• _Data entries_
———
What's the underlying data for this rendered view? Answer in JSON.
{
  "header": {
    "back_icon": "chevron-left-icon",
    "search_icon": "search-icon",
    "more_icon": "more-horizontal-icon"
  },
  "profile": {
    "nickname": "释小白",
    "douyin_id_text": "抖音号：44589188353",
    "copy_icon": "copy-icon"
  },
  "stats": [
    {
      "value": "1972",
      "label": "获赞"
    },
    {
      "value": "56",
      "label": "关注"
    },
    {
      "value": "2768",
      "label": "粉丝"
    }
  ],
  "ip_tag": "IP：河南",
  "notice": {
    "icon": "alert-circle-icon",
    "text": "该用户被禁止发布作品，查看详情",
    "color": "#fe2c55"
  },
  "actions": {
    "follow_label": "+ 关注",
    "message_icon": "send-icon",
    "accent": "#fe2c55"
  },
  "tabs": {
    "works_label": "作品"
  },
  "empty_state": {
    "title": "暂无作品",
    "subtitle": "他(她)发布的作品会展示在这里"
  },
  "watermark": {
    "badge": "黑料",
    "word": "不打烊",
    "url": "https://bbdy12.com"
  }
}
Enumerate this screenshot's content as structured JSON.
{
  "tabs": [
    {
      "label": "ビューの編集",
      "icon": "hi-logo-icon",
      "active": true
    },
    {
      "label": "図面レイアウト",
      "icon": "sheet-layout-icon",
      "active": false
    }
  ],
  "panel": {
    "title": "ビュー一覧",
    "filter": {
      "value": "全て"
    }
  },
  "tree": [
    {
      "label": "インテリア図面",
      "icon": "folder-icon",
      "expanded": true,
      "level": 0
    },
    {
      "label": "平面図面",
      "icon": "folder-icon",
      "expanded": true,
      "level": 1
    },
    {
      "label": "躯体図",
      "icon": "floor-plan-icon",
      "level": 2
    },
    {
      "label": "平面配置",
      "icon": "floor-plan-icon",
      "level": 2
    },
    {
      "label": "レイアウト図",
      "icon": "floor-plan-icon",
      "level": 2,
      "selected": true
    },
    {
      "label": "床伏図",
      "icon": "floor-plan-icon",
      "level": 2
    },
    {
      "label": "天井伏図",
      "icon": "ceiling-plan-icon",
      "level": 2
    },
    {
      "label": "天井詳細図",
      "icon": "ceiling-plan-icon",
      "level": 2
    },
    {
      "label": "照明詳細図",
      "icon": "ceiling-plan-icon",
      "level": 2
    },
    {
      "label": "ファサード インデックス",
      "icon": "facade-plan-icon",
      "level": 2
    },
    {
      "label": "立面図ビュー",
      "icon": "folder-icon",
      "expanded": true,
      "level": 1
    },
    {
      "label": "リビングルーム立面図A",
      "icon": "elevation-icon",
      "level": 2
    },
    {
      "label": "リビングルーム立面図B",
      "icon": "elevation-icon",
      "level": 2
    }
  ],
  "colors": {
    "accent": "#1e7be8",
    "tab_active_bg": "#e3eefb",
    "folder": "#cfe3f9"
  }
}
———
• _What to produce_
Go through the material line by line. Show each line that contains the string "JSON".

• _Result for this exercise_
What's the underlying data for this rendered view? Answer in JSON.
Enumerate this screenshot's content as structured JSON.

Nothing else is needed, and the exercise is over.